* WHAT YOU WILL DO
Please retype the data in full and exactly; the pictures are not part of the copy.

* RAW DATA
______
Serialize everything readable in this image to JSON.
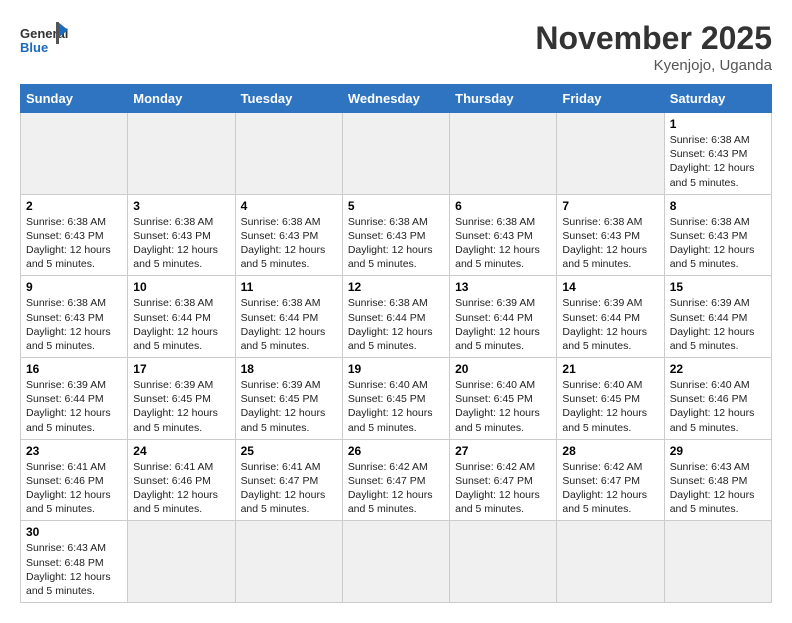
{
  "header": {
    "logo_general": "General",
    "logo_blue": "Blue",
    "month_title": "November 2025",
    "location": "Kyenjojo, Uganda"
  },
  "weekdays": [
    "Sunday",
    "Monday",
    "Tuesday",
    "Wednesday",
    "Thursday",
    "Friday",
    "Saturday"
  ],
  "weeks": [
    [
      {
        "day": "",
        "info": ""
      },
      {
        "day": "",
        "info": ""
      },
      {
        "day": "",
        "info": ""
      },
      {
        "day": "",
        "info": ""
      },
      {
        "day": "",
        "info": ""
      },
      {
        "day": "",
        "info": ""
      },
      {
        "day": "1",
        "info": "Sunrise: 6:38 AM\nSunset: 6:43 PM\nDaylight: 12 hours\nand 5 minutes."
      }
    ],
    [
      {
        "day": "2",
        "info": "Sunrise: 6:38 AM\nSunset: 6:43 PM\nDaylight: 12 hours\nand 5 minutes."
      },
      {
        "day": "3",
        "info": "Sunrise: 6:38 AM\nSunset: 6:43 PM\nDaylight: 12 hours\nand 5 minutes."
      },
      {
        "day": "4",
        "info": "Sunrise: 6:38 AM\nSunset: 6:43 PM\nDaylight: 12 hours\nand 5 minutes."
      },
      {
        "day": "5",
        "info": "Sunrise: 6:38 AM\nSunset: 6:43 PM\nDaylight: 12 hours\nand 5 minutes."
      },
      {
        "day": "6",
        "info": "Sunrise: 6:38 AM\nSunset: 6:43 PM\nDaylight: 12 hours\nand 5 minutes."
      },
      {
        "day": "7",
        "info": "Sunrise: 6:38 AM\nSunset: 6:43 PM\nDaylight: 12 hours\nand 5 minutes."
      },
      {
        "day": "8",
        "info": "Sunrise: 6:38 AM\nSunset: 6:43 PM\nDaylight: 12 hours\nand 5 minutes."
      }
    ],
    [
      {
        "day": "9",
        "info": "Sunrise: 6:38 AM\nSunset: 6:43 PM\nDaylight: 12 hours\nand 5 minutes."
      },
      {
        "day": "10",
        "info": "Sunrise: 6:38 AM\nSunset: 6:44 PM\nDaylight: 12 hours\nand 5 minutes."
      },
      {
        "day": "11",
        "info": "Sunrise: 6:38 AM\nSunset: 6:44 PM\nDaylight: 12 hours\nand 5 minutes."
      },
      {
        "day": "12",
        "info": "Sunrise: 6:38 AM\nSunset: 6:44 PM\nDaylight: 12 hours\nand 5 minutes."
      },
      {
        "day": "13",
        "info": "Sunrise: 6:39 AM\nSunset: 6:44 PM\nDaylight: 12 hours\nand 5 minutes."
      },
      {
        "day": "14",
        "info": "Sunrise: 6:39 AM\nSunset: 6:44 PM\nDaylight: 12 hours\nand 5 minutes."
      },
      {
        "day": "15",
        "info": "Sunrise: 6:39 AM\nSunset: 6:44 PM\nDaylight: 12 hours\nand 5 minutes."
      }
    ],
    [
      {
        "day": "16",
        "info": "Sunrise: 6:39 AM\nSunset: 6:44 PM\nDaylight: 12 hours\nand 5 minutes."
      },
      {
        "day": "17",
        "info": "Sunrise: 6:39 AM\nSunset: 6:45 PM\nDaylight: 12 hours\nand 5 minutes."
      },
      {
        "day": "18",
        "info": "Sunrise: 6:39 AM\nSunset: 6:45 PM\nDaylight: 12 hours\nand 5 minutes."
      },
      {
        "day": "19",
        "info": "Sunrise: 6:40 AM\nSunset: 6:45 PM\nDaylight: 12 hours\nand 5 minutes."
      },
      {
        "day": "20",
        "info": "Sunrise: 6:40 AM\nSunset: 6:45 PM\nDaylight: 12 hours\nand 5 minutes."
      },
      {
        "day": "21",
        "info": "Sunrise: 6:40 AM\nSunset: 6:45 PM\nDaylight: 12 hours\nand 5 minutes."
      },
      {
        "day": "22",
        "info": "Sunrise: 6:40 AM\nSunset: 6:46 PM\nDaylight: 12 hours\nand 5 minutes."
      }
    ],
    [
      {
        "day": "23",
        "info": "Sunrise: 6:41 AM\nSunset: 6:46 PM\nDaylight: 12 hours\nand 5 minutes."
      },
      {
        "day": "24",
        "info": "Sunrise: 6:41 AM\nSunset: 6:46 PM\nDaylight: 12 hours\nand 5 minutes."
      },
      {
        "day": "25",
        "info": "Sunrise: 6:41 AM\nSunset: 6:47 PM\nDaylight: 12 hours\nand 5 minutes."
      },
      {
        "day": "26",
        "info": "Sunrise: 6:42 AM\nSunset: 6:47 PM\nDaylight: 12 hours\nand 5 minutes."
      },
      {
        "day": "27",
        "info": "Sunrise: 6:42 AM\nSunset: 6:47 PM\nDaylight: 12 hours\nand 5 minutes."
      },
      {
        "day": "28",
        "info": "Sunrise: 6:42 AM\nSunset: 6:47 PM\nDaylight: 12 hours\nand 5 minutes."
      },
      {
        "day": "29",
        "info": "Sunrise: 6:43 AM\nSunset: 6:48 PM\nDaylight: 12 hours\nand 5 minutes."
      }
    ],
    [
      {
        "day": "30",
        "info": "Sunrise: 6:43 AM\nSunset: 6:48 PM\nDaylight: 12 hours\nand 5 minutes."
      },
      {
        "day": "",
        "info": ""
      },
      {
        "day": "",
        "info": ""
      },
      {
        "day": "",
        "info": ""
      },
      {
        "day": "",
        "info": ""
      },
      {
        "day": "",
        "info": ""
      },
      {
        "day": "",
        "info": ""
      }
    ]
  ]
}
______
* CORRECT ANSWER
Serialize everything readable in this image to JSON.
{
  "header": {
    "logo_general": "General",
    "logo_blue": "Blue",
    "month_title": "November 2025",
    "location": "Kyenjojo, Uganda"
  },
  "weekdays": [
    "Sunday",
    "Monday",
    "Tuesday",
    "Wednesday",
    "Thursday",
    "Friday",
    "Saturday"
  ],
  "weeks": [
    [
      {
        "day": "",
        "info": ""
      },
      {
        "day": "",
        "info": ""
      },
      {
        "day": "",
        "info": ""
      },
      {
        "day": "",
        "info": ""
      },
      {
        "day": "",
        "info": ""
      },
      {
        "day": "",
        "info": ""
      },
      {
        "day": "1",
        "info": "Sunrise: 6:38 AM\nSunset: 6:43 PM\nDaylight: 12 hours\nand 5 minutes."
      }
    ],
    [
      {
        "day": "2",
        "info": "Sunrise: 6:38 AM\nSunset: 6:43 PM\nDaylight: 12 hours\nand 5 minutes."
      },
      {
        "day": "3",
        "info": "Sunrise: 6:38 AM\nSunset: 6:43 PM\nDaylight: 12 hours\nand 5 minutes."
      },
      {
        "day": "4",
        "info": "Sunrise: 6:38 AM\nSunset: 6:43 PM\nDaylight: 12 hours\nand 5 minutes."
      },
      {
        "day": "5",
        "info": "Sunrise: 6:38 AM\nSunset: 6:43 PM\nDaylight: 12 hours\nand 5 minutes."
      },
      {
        "day": "6",
        "info": "Sunrise: 6:38 AM\nSunset: 6:43 PM\nDaylight: 12 hours\nand 5 minutes."
      },
      {
        "day": "7",
        "info": "Sunrise: 6:38 AM\nSunset: 6:43 PM\nDaylight: 12 hours\nand 5 minutes."
      },
      {
        "day": "8",
        "info": "Sunrise: 6:38 AM\nSunset: 6:43 PM\nDaylight: 12 hours\nand 5 minutes."
      }
    ],
    [
      {
        "day": "9",
        "info": "Sunrise: 6:38 AM\nSunset: 6:43 PM\nDaylight: 12 hours\nand 5 minutes."
      },
      {
        "day": "10",
        "info": "Sunrise: 6:38 AM\nSunset: 6:44 PM\nDaylight: 12 hours\nand 5 minutes."
      },
      {
        "day": "11",
        "info": "Sunrise: 6:38 AM\nSunset: 6:44 PM\nDaylight: 12 hours\nand 5 minutes."
      },
      {
        "day": "12",
        "info": "Sunrise: 6:38 AM\nSunset: 6:44 PM\nDaylight: 12 hours\nand 5 minutes."
      },
      {
        "day": "13",
        "info": "Sunrise: 6:39 AM\nSunset: 6:44 PM\nDaylight: 12 hours\nand 5 minutes."
      },
      {
        "day": "14",
        "info": "Sunrise: 6:39 AM\nSunset: 6:44 PM\nDaylight: 12 hours\nand 5 minutes."
      },
      {
        "day": "15",
        "info": "Sunrise: 6:39 AM\nSunset: 6:44 PM\nDaylight: 12 hours\nand 5 minutes."
      }
    ],
    [
      {
        "day": "16",
        "info": "Sunrise: 6:39 AM\nSunset: 6:44 PM\nDaylight: 12 hours\nand 5 minutes."
      },
      {
        "day": "17",
        "info": "Sunrise: 6:39 AM\nSunset: 6:45 PM\nDaylight: 12 hours\nand 5 minutes."
      },
      {
        "day": "18",
        "info": "Sunrise: 6:39 AM\nSunset: 6:45 PM\nDaylight: 12 hours\nand 5 minutes."
      },
      {
        "day": "19",
        "info": "Sunrise: 6:40 AM\nSunset: 6:45 PM\nDaylight: 12 hours\nand 5 minutes."
      },
      {
        "day": "20",
        "info": "Sunrise: 6:40 AM\nSunset: 6:45 PM\nDaylight: 12 hours\nand 5 minutes."
      },
      {
        "day": "21",
        "info": "Sunrise: 6:40 AM\nSunset: 6:45 PM\nDaylight: 12 hours\nand 5 minutes."
      },
      {
        "day": "22",
        "info": "Sunrise: 6:40 AM\nSunset: 6:46 PM\nDaylight: 12 hours\nand 5 minutes."
      }
    ],
    [
      {
        "day": "23",
        "info": "Sunrise: 6:41 AM\nSunset: 6:46 PM\nDaylight: 12 hours\nand 5 minutes."
      },
      {
        "day": "24",
        "info": "Sunrise: 6:41 AM\nSunset: 6:46 PM\nDaylight: 12 hours\nand 5 minutes."
      },
      {
        "day": "25",
        "info": "Sunrise: 6:41 AM\nSunset: 6:47 PM\nDaylight: 12 hours\nand 5 minutes."
      },
      {
        "day": "26",
        "info": "Sunrise: 6:42 AM\nSunset: 6:47 PM\nDaylight: 12 hours\nand 5 minutes."
      },
      {
        "day": "27",
        "info": "Sunrise: 6:42 AM\nSunset: 6:47 PM\nDaylight: 12 hours\nand 5 minutes."
      },
      {
        "day": "28",
        "info": "Sunrise: 6:42 AM\nSunset: 6:47 PM\nDaylight: 12 hours\nand 5 minutes."
      },
      {
        "day": "29",
        "info": "Sunrise: 6:43 AM\nSunset: 6:48 PM\nDaylight: 12 hours\nand 5 minutes."
      }
    ],
    [
      {
        "day": "30",
        "info": "Sunrise: 6:43 AM\nSunset: 6:48 PM\nDaylight: 12 hours\nand 5 minutes."
      },
      {
        "day": "",
        "info": ""
      },
      {
        "day": "",
        "info": ""
      },
      {
        "day": "",
        "info": ""
      },
      {
        "day": "",
        "info": ""
      },
      {
        "day": "",
        "info": ""
      },
      {
        "day": "",
        "info": ""
      }
    ]
  ]
}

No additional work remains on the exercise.